**Recorded data**.
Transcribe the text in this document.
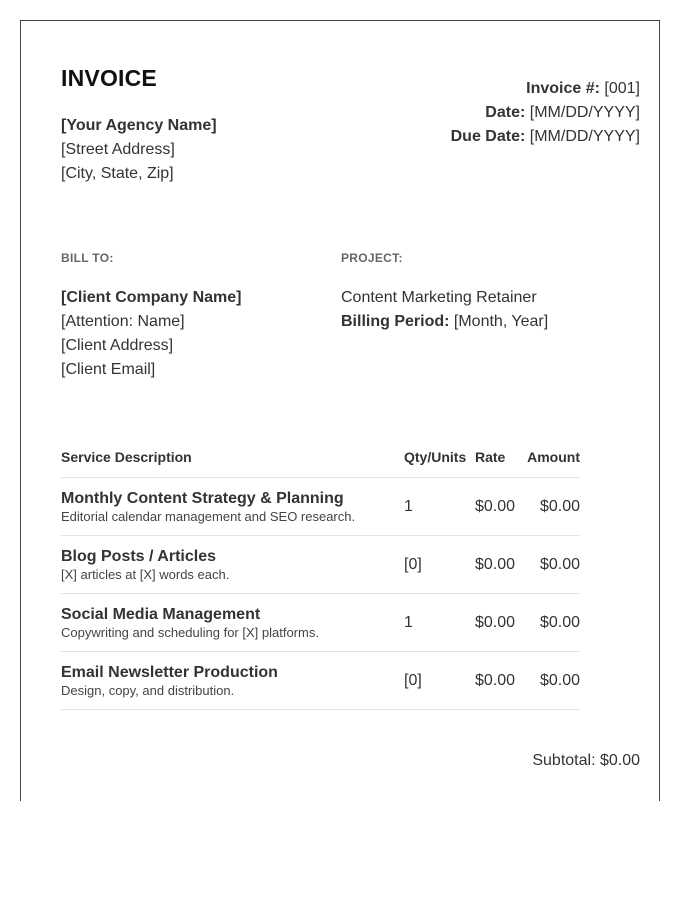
INVOICE
[Your Agency Name]
[Street Address]
[City, State, Zip]
Invoice #: [001]
Date: [MM/DD/YYYY]
Due Date: [MM/DD/YYYY]
BILL TO:
[Client Company Name]
[Attention: Name]
[Client Address]
[Client Email]
PROJECT:
Content Marketing Retainer
Billing Period: [Month, Year]
Service Description	Qty/Units Rate Amount
Monthly Content Strategy & Planning
Editorial calendar management and SEO research.
1	$0.00 $0.00
Blog Posts / Articles
[X] articles at [X] words each.
[0]	$0.00 $0.00
Social Media Management
Copywriting and scheduling for [X] platforms.
1	$0.00 $0.00
Email Newsletter Production
Design, copy, and distribution.
[0]	$0.00 $0.00
Subtotal: $0.00
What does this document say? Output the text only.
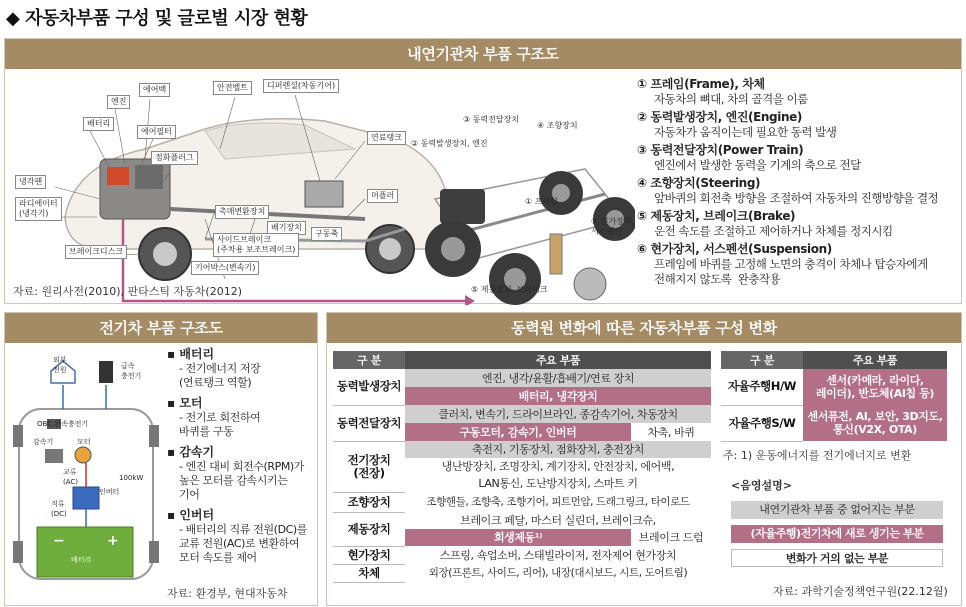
◆ 자동차부품 구성 및 글로벌 시장 현황
내연기관차 부품 구조도
에어백	안전벨트	디퍼렌셜(차동기어)
엔진
배터리
에어필터
연료탱크
점화플러그
냉각팬
라디에이터
(냉각기)
머플러
촉매변환장치
배기장치
구동축
사이드브레이크
(주차용 보조브레이크)
브레이크디스크
기어박스(변속기)
③ 동력전달장치
④ 조향장치
② 동력발생장치, 엔진
① 프레임
⑥ 현가장치,
서스펜션
⑤ 제동장치, 브레이크
자료: 원리사전(2010), 판타스틱 자동차(2012)
① 프레임(Frame), 차체
자동차의 뼈대, 차의 골격을 이룸
② 동력발생장치, 엔진(Engine)
자동차가 움직이는데 필요한 동력 발생
③ 동력전달장치(Power Train)
엔진에서 발생한 동력을 기계의 축으로 전달
④ 조향장치(Steering)
앞바퀴의 회전축 방향을 조절하여 자동차의 진행방향을 결정
⑤ 제동장치, 브레이크(Brake)
운전 속도를 조절하고 제어하거나 차체를 정지시킴
⑥ 현가장치, 서스펜션(Suspension)
프레임에 바퀴를 고정해 노면의 충격이 차체나 탑승자에게
전해지지 않도록  완충작용
전기차 부품 구조도
−	+
외부
전원	급속
충전기
OBC 완속충전기
감속기	모터
교류
(AC)
인버터
직류
(DC)
100kW
배터리
▪ 배터리
- 전기에너지 저장
(연료탱크 역할)
▪ 모터
- 전기로 회전하여
바퀴를 구동
▪ 감속기
- 엔진 대비 회전수(RPM)가
높은 모터를 감속시키는
기어
▪ 인버터
- 배터리의 직류 전원(DC)를
교류 전원(AC)로 변환하여
모터 속도를 제어
자료: 환경부, 현대자동차
동력원 변화에 따른 자동차부품 구성 변화
구 분	주요 부품	
동력발생장치	엔진, 냉각/윤활/흡배기/연료 장치	
	배터리, 냉각장치	
동력전달장치	클러치, 변속기, 드라이브라인, 종감속기어, 차동장치	
	구동모터, 감속기, 인버터	차축, 바퀴
전기장치
(전장)	축전지, 기동장치, 점화장치, 충전장치	
	냉난방장치, 조명장치, 계기장치, 안전장치, 에어백,	
	LAN통신, 도난방지장치, 스마트 키	
조향장치	조향핸들, 조향축, 조향기어, 피트먼암, 드래그링크, 타이로드	
제동장치	브레이크 페달, 마스터 실린더, 브레이크슈,	
	회생제동¹⁾	브레이크 드럼
현가장치	스프링, 쇽업소버, 스태빌라이저, 전자제어 현가장치	
차체	외장(프론트, 사이드, 리어), 내장(대시보드, 시트, 도어트림)	
구 분	주요 부품
자율주행H/W	센서(카메라, 라이다,
레이더), 반도체(AI칩 등)
자율주행S/W	센서퓨전, AI, 보안, 3D지도,
통신(V2X, OTA)
주: 1) 운동에너지를 전기에너지로 변환
<음영설명>
내연기관차 부품 중 없어지는 부분
(자율주행)전기차에 새로 생기는 부분
변화가 거의 없는 부분
자료: 과학기술정책연구원(22.12월)
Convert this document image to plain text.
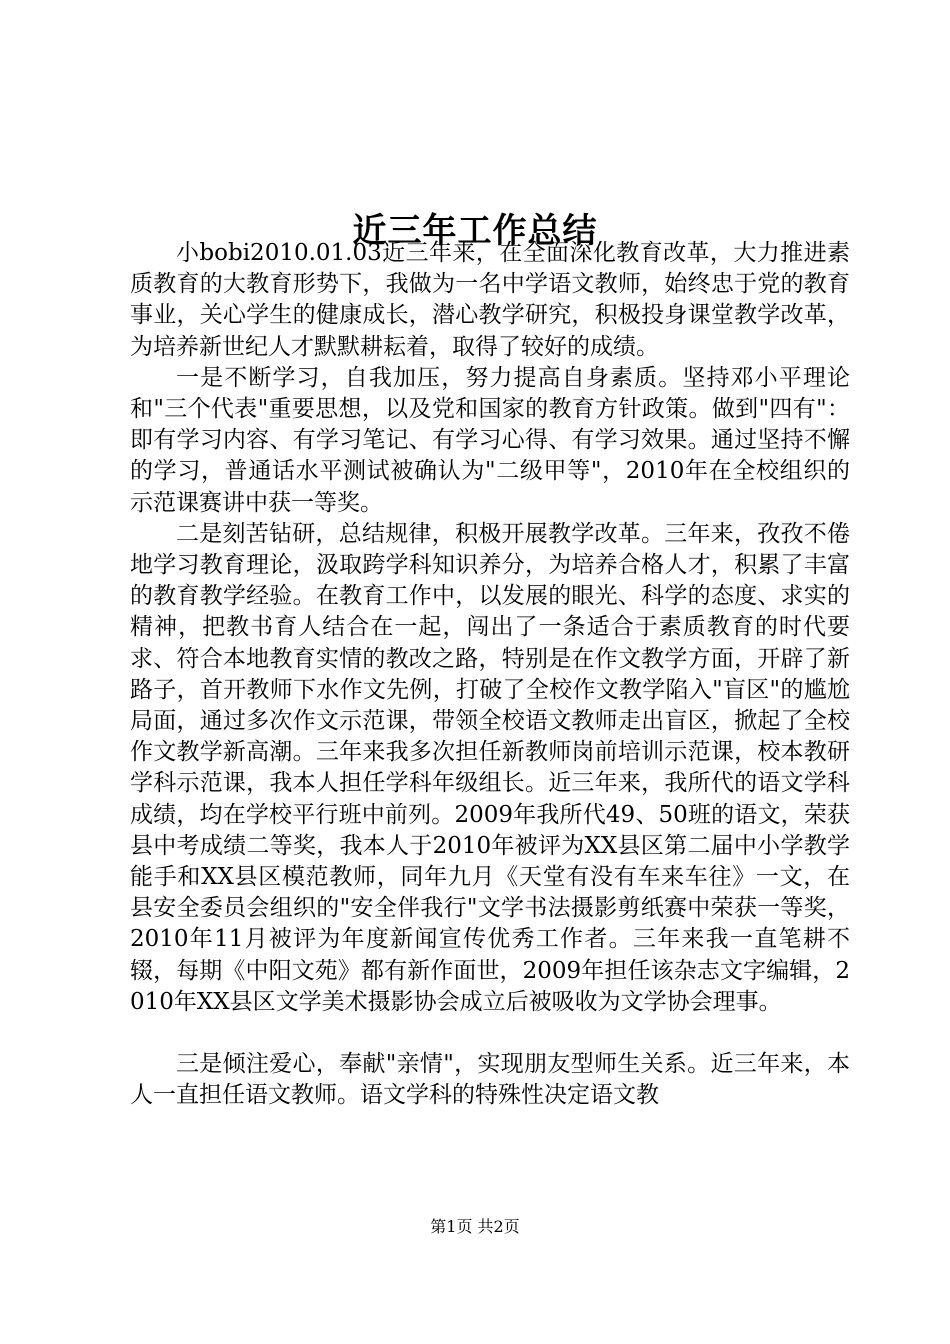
近三年工作总结

小bobi2010.01.03近三年来，在全面深化教育改革，大力推进素质教育的大教育形势下，我做为一名中学语文教师，始终忠于党的教育事业，关心学生的健康成长，潜心教学研究，积极投身课堂教学改革，为培养新世纪人才默默耕耘着，取得了较好的成绩。

一是不断学习，自我加压，努力提高自身素质。坚持邓小平理论和"三个代表"重要思想，以及党和国家的教育方针政策。做到"四有"：即有学习内容、有学习笔记、有学习心得、有学习效果。通过坚持不懈的学习，普通话水平测试被确认为"二级甲等"，2010年在全校组织的示范课赛讲中获一等奖。

二是刻苦钻研，总结规律，积极开展教学改革。三年来，孜孜不倦地学习教育理论，汲取跨学科知识养分，为培养合格人才，积累了丰富的教育教学经验。在教育工作中，以发展的眼光、科学的态度、求实的精神，把教书育人结合在一起，闯出了一条适合于素质教育的时代要求、符合本地教育实情的教改之路，特别是在作文教学方面，开辟了新路子，首开教师下水作文先例，打破了全校作文教学陷入"盲区"的尴尬局面，通过多次作文示范课，带领全校语文教师走出盲区，掀起了全校作文教学新高潮。三年来我多次担任新教师岗前培训示范课，校本教研学科示范课，我本人担任学科年级组长。近三年来，我所代的语文学科成绩，均在学校平行班中前列。2009年我所代49、50班的语文，荣获县中考成绩二等奖，我本人于2010年被评为XX县区第二届中小学教学能手和XX县区模范教师，同年九月《天堂有没有车来车往》一文，在县安全委员会组织的"安全伴我行"文学书法摄影剪纸赛中荣获一等奖，2010年11月被评为年度新闻宣传优秀工作者。三年来我一直笔耕不辍，每期《中阳文苑》都有新作面世，2009年担任该杂志文字编辑，2010年XX县区文学美术摄影协会成立后被吸收为文学协会理事。

三是倾注爱心，奉献"亲情"，实现朋友型师生关系。近三年来，本人一直担任语文教师。语文学科的特殊性决定语文教

第1页 共2页
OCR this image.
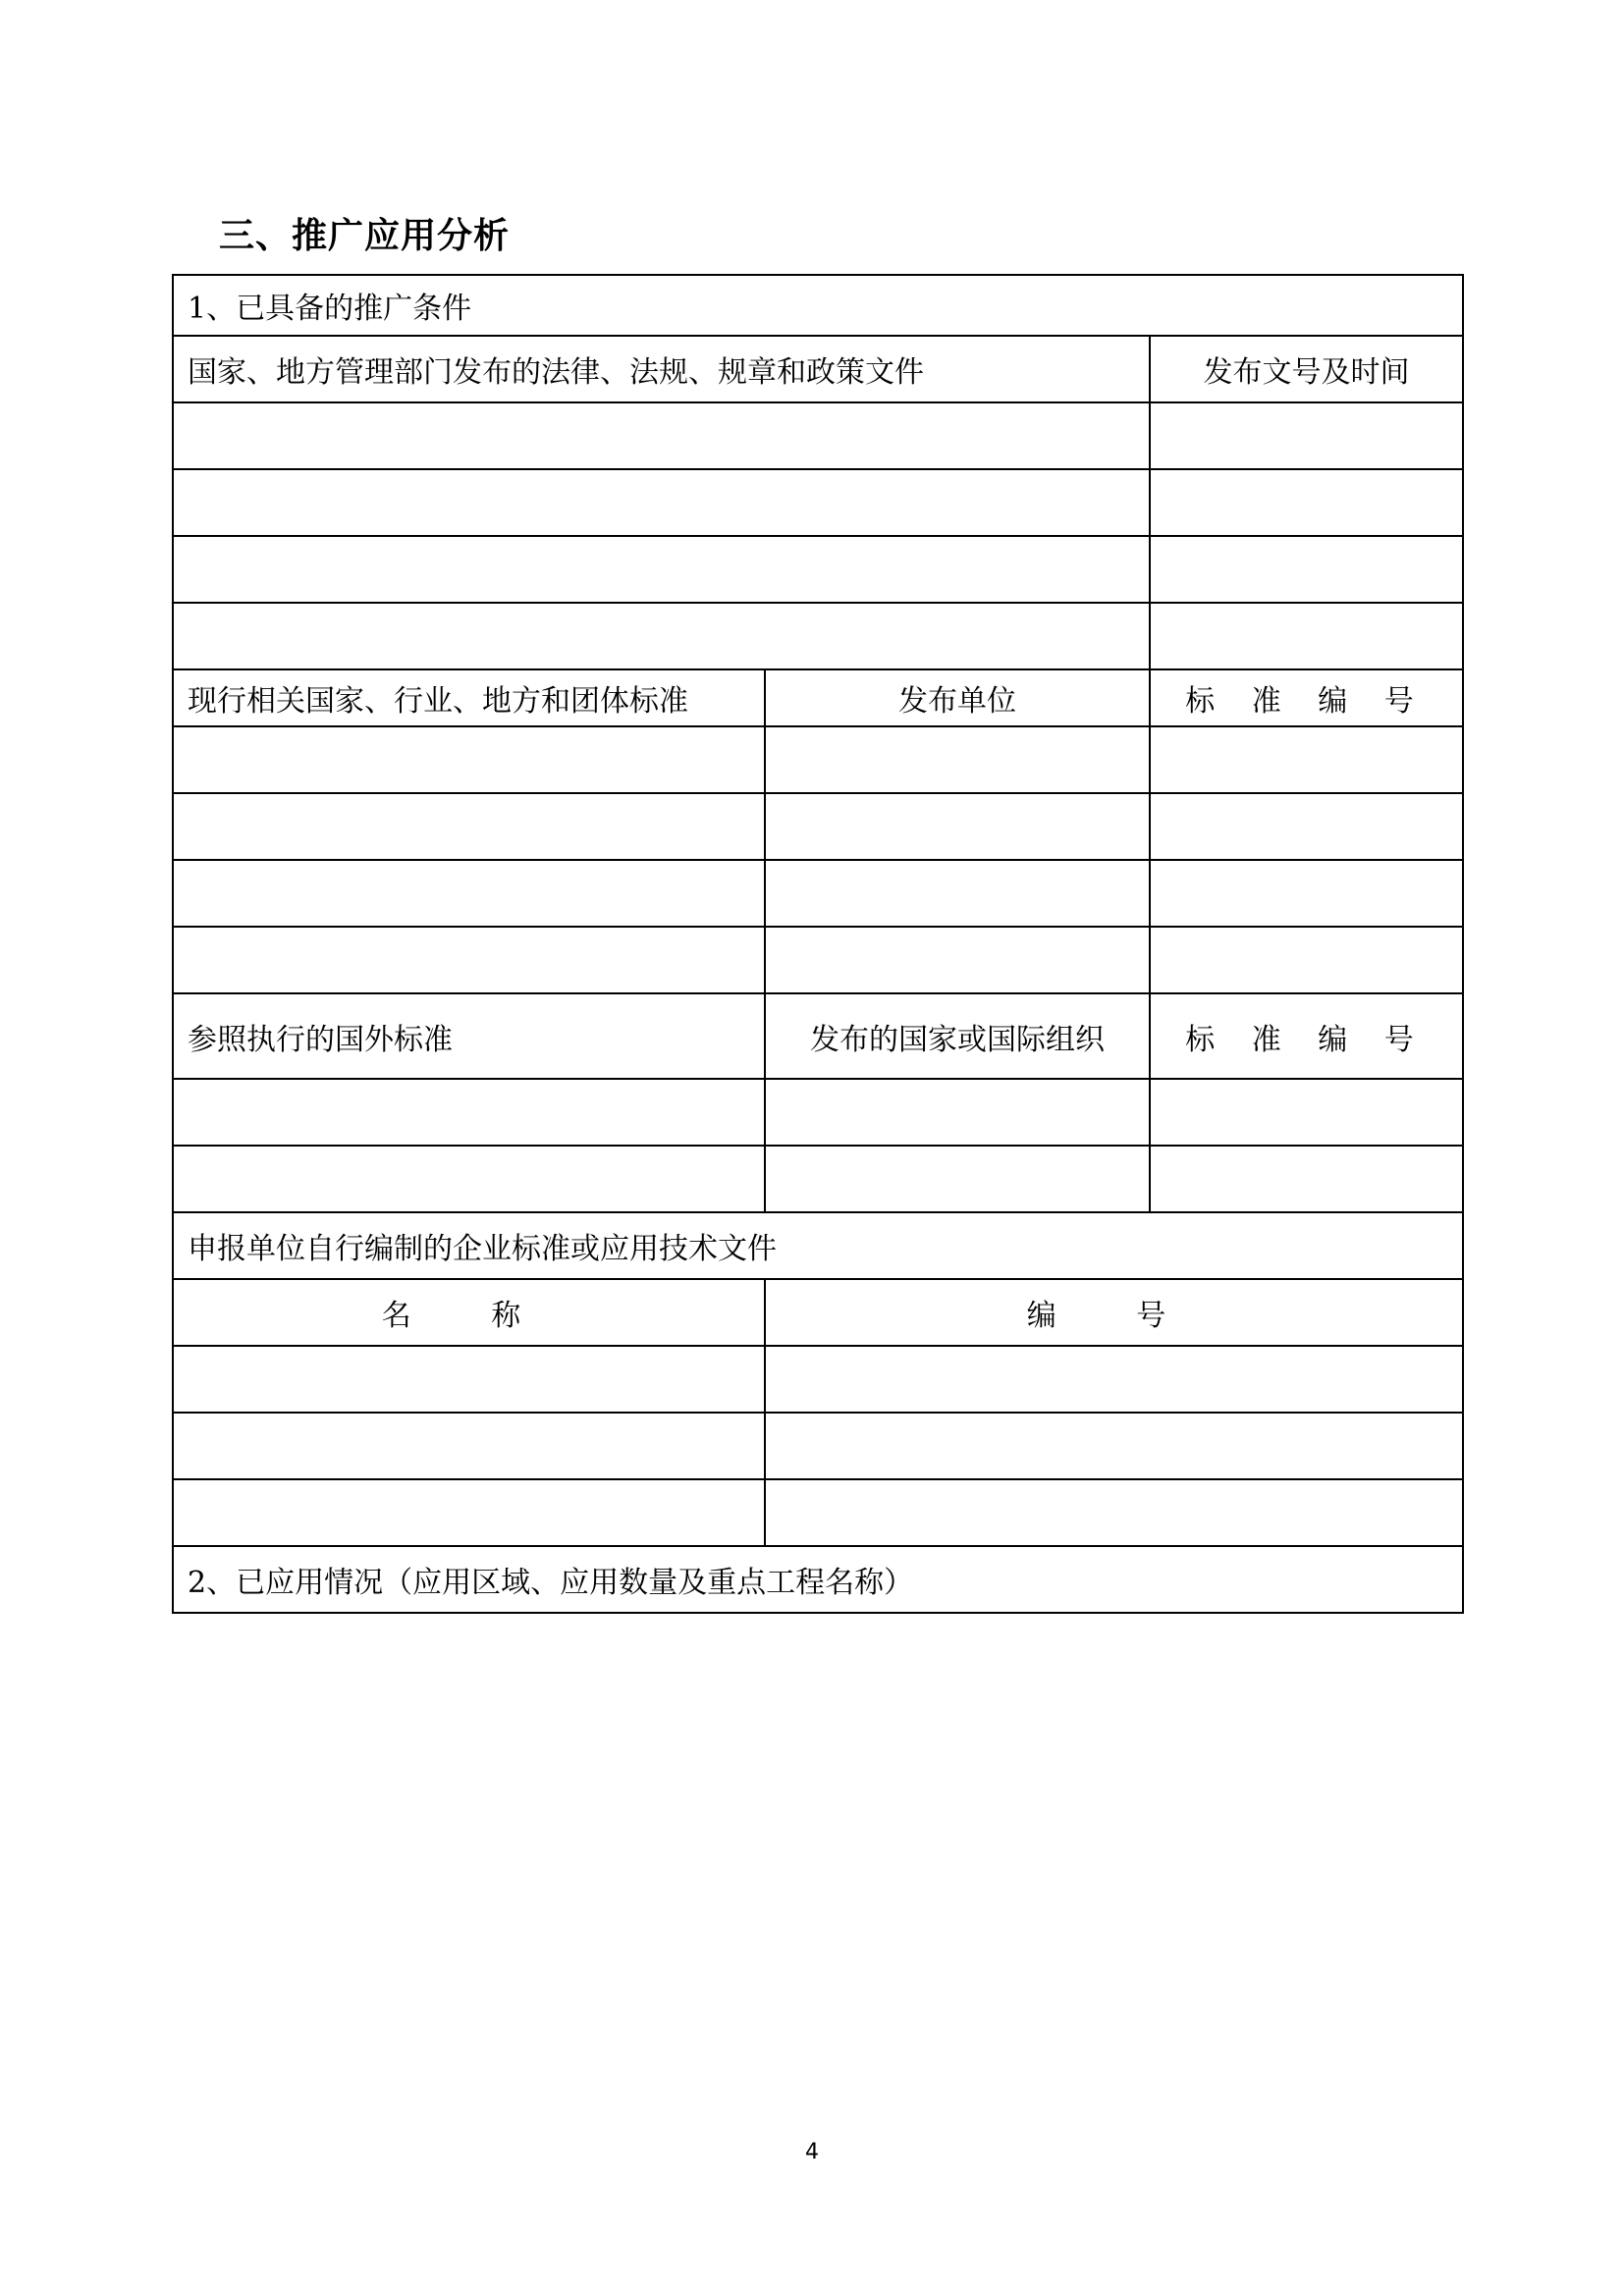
三、推广应用分析
1、已具备的推广条件		
国家、地方管理部门发布的法律、法规、规章和政策文件		发布文号及时间

现行相关国家、行业、地方和团体标准	发布单位	标 准 编 号

参照执行的国外标准	发布的国家或国际组织	标 准 编 号

申报单位自行编制的企业标准或应用技术文件		
名 称	编 号	

2、已应用情况（应用区域、应用数量及重点工程名称）		
4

**Aim**.
From the entries above, copy every line that holds the word "Content".

**Task result**.
Content Marketing Retainer
Monthly Content Strategy & Planning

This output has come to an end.